> [Belge Bölümü]:

Risale-i Nur’un Metod ve Gayesi (2)

İKİNCİ BÖLÜM

Çalışmamızın bu ikinci ve müteakip üçüncü bölümünde Risale-i Nur’un metot ve gayesi üzerinde durulmuştur. Risale-i Nur’un metot ve gayesi incelenirken, konuyu sistematik bir bütünlük içerisinde ele almak, tahlile esas olabilecek bir tasnif ile bir çerçeve çizmek ve bu çerçeve içerisinde, fazla ayrıntıya girmeden ana başlıklar altında açıklamalarda bulunmak gerekir.

Risale-i Nur’un mesleği, tarz ve üslûbuna iki açıdan bakılabilir.

Birincisi: Risale-i Nur mesleğinin esasları nelerdir. Diğer bir tabirle, Risale-i Nur’un mesleği hangi esaslar üzerine oturtulmuştur?

İkincisi: Risale-i Nur hizmetinin icrasındaki metotları nelerdir?

> [Veri Kümesi]:
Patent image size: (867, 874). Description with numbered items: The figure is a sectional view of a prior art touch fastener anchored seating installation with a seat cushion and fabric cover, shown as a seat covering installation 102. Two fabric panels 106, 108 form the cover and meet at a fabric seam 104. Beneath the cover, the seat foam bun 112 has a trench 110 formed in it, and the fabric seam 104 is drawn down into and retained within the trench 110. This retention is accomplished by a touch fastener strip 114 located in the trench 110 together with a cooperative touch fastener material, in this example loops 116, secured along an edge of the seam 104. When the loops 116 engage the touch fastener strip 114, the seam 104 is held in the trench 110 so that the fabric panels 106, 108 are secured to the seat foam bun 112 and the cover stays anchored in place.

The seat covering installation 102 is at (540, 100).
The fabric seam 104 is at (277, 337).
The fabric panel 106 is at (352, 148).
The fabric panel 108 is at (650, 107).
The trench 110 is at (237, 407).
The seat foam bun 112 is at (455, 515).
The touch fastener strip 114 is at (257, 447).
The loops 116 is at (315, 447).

> [Görev Yönergesi]: Belge bölümüne göre Risale-i Nur'un mesleğine, tarz ve üslûbuna kaç açıdan bakılabilir? Öğeler, belge bölümünden ayrı bir kaynaktan alınmıştır.

> [Alıştırma Çıktısı]: İki açıdan bakılabilir.